─── SUPPLIED MATERIAL

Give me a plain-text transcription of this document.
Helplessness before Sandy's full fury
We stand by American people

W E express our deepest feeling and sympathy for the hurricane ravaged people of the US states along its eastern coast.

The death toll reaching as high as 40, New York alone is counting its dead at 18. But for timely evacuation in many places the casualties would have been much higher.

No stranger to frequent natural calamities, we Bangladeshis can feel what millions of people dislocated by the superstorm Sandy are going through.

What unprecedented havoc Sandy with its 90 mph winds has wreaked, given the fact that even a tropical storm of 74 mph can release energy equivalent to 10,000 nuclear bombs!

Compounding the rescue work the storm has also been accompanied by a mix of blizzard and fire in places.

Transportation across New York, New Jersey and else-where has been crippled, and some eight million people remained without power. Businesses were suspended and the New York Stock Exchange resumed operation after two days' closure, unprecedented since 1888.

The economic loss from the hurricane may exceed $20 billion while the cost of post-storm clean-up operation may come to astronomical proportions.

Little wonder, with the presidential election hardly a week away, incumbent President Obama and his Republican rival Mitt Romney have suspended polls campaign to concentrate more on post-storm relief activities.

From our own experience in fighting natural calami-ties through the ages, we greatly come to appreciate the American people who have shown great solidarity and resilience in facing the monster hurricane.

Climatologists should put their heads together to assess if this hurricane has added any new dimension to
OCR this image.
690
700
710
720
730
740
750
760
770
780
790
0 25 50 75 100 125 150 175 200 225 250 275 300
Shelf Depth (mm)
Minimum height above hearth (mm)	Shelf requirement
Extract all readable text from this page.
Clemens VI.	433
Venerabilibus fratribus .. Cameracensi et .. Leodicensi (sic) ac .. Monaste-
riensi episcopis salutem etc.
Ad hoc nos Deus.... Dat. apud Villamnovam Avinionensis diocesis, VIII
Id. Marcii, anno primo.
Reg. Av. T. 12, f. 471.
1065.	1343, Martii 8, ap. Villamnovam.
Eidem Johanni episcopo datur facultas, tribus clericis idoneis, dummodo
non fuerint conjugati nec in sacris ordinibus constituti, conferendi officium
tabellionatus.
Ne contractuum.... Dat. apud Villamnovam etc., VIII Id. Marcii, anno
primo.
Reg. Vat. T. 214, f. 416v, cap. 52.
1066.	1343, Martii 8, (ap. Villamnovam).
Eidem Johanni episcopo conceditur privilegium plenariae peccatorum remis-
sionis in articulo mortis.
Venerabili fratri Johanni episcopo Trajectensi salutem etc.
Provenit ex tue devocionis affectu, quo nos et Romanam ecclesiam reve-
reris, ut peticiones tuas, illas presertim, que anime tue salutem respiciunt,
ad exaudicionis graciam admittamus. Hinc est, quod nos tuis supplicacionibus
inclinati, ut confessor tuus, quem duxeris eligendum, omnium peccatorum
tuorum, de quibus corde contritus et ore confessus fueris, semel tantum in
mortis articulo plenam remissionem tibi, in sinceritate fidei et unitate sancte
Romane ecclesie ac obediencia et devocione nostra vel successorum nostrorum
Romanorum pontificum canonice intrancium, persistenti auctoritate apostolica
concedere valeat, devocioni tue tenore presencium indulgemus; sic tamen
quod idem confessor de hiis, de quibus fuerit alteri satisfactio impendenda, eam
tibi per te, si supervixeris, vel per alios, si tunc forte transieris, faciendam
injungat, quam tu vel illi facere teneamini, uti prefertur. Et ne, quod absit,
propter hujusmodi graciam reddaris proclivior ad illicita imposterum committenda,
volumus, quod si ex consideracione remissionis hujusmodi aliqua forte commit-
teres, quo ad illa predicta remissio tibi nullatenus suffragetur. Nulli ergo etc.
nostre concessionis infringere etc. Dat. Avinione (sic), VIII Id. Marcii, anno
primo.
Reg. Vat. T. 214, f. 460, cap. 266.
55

──────

WHAT TO WORK ON: All of the entries above should be written out again exactly.

TASK ANSWER:
Give me a plain-text transcription of this document.
Helplessness before Sandy's full fury
We stand by American people

W E express our deepest feeling and sympathy for the hurricane ravaged people of the US states along its eastern coast.

The death toll reaching as high as 40, New York alone is counting its dead at 18. But for timely evacuation in many places the casualties would have been much higher.

No stranger to frequent natural calamities, we Bangladeshis can feel what millions of people dislocated by the superstorm Sandy are going through.

What unprecedented havoc Sandy with its 90 mph winds has wreaked, given the fact that even a tropical storm of 74 mph can release energy equivalent to 10,000 nuclear bombs!

Compounding the rescue work the storm has also been accompanied by a mix of blizzard and fire in places.

Transportation across New York, New Jersey and else-where has been crippled, and some eight million people remained without power. Businesses were suspended and the New York Stock Exchange resumed operation after two days' closure, unprecedented since 1888.

The economic loss from the hurricane may exceed $20 billion while the cost of post-storm clean-up operation may come to astronomical proportions.

Little wonder, with the presidential election hardly a week away, incumbent President Obama and his Republican rival Mitt Romney have suspended polls campaign to concentrate more on post-storm relief activities.

From our own experience in fighting natural calami-ties through the ages, we greatly come to appreciate the American people who have shown great solidarity and resilience in facing the monster hurricane.

Climatologists should put their heads together to assess if this hurricane has added any new dimension to
OCR this image.
690
700
710
720
730
740
750
760
770
780
790
0 25 50 75 100 125 150 175 200 225 250 275 300
Shelf Depth (mm)
Minimum height above hearth (mm)	Shelf requirement
Extract all readable text from this page.
Clemens VI.	433
Venerabilibus fratribus .. Cameracensi et .. Leodicensi (sic) ac .. Monaste-
riensi episcopis salutem etc.
Ad hoc nos Deus.... Dat. apud Villamnovam Avinionensis diocesis, VIII
Id. Marcii, anno primo.
Reg. Av. T. 12, f. 471.
1065.	1343, Martii 8, ap. Villamnovam.
Eidem Johanni episcopo datur facultas, tribus clericis idoneis, dummodo
non fuerint conjugati nec in sacris ordinibus constituti, conferendi officium
tabellionatus.
Ne contractuum.... Dat. apud Villamnovam etc., VIII Id. Marcii, anno
primo.
Reg. Vat. T. 214, f. 416v, cap. 52.
1066.	1343, Martii 8, (ap. Villamnovam).
Eidem Johanni episcopo conceditur privilegium plenariae peccatorum remis-
sionis in articulo mortis.
Venerabili fratri Johanni episcopo Trajectensi salutem etc.
Provenit ex tue devocionis affectu, quo nos et Romanam ecclesiam reve-
reris, ut peticiones tuas, illas presertim, que anime tue salutem respiciunt,
ad exaudicionis graciam admittamus. Hinc est, quod nos tuis supplicacionibus
inclinati, ut confessor tuus, quem duxeris eligendum, omnium peccatorum
tuorum, de quibus corde contritus et ore confessus fueris, semel tantum in
mortis articulo plenam remissionem tibi, in sinceritate fidei et unitate sancte
Romane ecclesie ac obediencia et devocione nostra vel successorum nostrorum
Romanorum pontificum canonice intrancium, persistenti auctoritate apostolica
concedere valeat, devocioni tue tenore presencium indulgemus; sic tamen
quod idem confessor de hiis, de quibus fuerit alteri satisfactio impendenda, eam
tibi per te, si supervixeris, vel per alios, si tunc forte transieris, faciendam
injungat, quam tu vel illi facere teneamini, uti prefertur. Et ne, quod absit,
propter hujusmodi graciam reddaris proclivior ad illicita imposterum committenda,
volumus, quod si ex consideracione remissionis hujusmodi aliqua forte commit-
teres, quo ad illa predicta remissio tibi nullatenus suffragetur. Nulli ergo etc.
nostre concessionis infringere etc. Dat. Avinione (sic), VIII Id. Marcii, anno
primo.
Reg. Vat. T. 214, f. 460, cap. 266.
55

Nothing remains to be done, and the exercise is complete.